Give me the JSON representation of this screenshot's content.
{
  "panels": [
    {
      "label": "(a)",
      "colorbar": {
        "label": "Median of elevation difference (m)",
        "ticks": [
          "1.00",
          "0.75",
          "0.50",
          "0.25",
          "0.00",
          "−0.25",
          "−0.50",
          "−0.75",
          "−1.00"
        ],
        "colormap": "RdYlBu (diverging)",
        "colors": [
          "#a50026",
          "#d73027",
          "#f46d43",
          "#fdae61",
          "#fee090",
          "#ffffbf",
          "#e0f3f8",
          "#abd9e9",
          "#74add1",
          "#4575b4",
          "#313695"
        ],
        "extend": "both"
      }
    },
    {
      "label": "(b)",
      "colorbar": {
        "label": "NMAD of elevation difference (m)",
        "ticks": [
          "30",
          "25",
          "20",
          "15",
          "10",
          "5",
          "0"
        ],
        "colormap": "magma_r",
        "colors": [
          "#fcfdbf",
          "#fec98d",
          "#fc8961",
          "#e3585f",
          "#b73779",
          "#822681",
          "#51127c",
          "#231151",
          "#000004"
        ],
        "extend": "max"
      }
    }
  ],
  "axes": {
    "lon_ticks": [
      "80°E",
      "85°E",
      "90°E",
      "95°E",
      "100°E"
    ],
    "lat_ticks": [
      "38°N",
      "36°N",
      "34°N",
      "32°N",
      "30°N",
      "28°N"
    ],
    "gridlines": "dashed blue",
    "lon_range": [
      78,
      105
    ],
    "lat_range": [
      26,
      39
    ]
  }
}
____
• Goal:
Go through the records and print each one exactly.

• Full output:
Give me the JSON representation of this screenshot's content.
{
  "panels": [
    {
      "label": "(a)",
      "colorbar": {
        "label": "Median of elevation difference (m)",
        "ticks": [
          "1.00",
          "0.75",
          "0.50",
          "0.25",
          "0.00",
          "−0.25",
          "−0.50",
          "−0.75",
          "−1.00"
        ],
        "colormap": "RdYlBu (diverging)",
        "colors": [
          "#a50026",
          "#d73027",
          "#f46d43",
          "#fdae61",
          "#fee090",
          "#ffffbf",
          "#e0f3f8",
          "#abd9e9",
          "#74add1",
          "#4575b4",
          "#313695"
        ],
        "extend": "both"
      }
    },
    {
      "label": "(b)",
      "colorbar": {
        "label": "NMAD of elevation difference (m)",
        "ticks": [
          "30",
          "25",
          "20",
          "15",
          "10",
          "5",
          "0"
        ],
        "colormap": "magma_r",
        "colors": [
          "#fcfdbf",
          "#fec98d",
          "#fc8961",
          "#e3585f",
          "#b73779",
          "#822681",
          "#51127c",
          "#231151",
          "#000004"
        ],
        "extend": "max"
      }
    }
  ],
  "axes": {
    "lon_ticks": [
      "80°E",
      "85°E",
      "90°E",
      "95°E",
      "100°E"
    ],
    "lat_ticks": [
      "38°N",
      "36°N",
      "34°N",
      "32°N",
      "30°N",
      "28°N"
    ],
    "gridlines": "dashed blue",
    "lon_range": [
      78,
      105
    ],
    "lat_range": [
      26,
      39
    ]
  }
}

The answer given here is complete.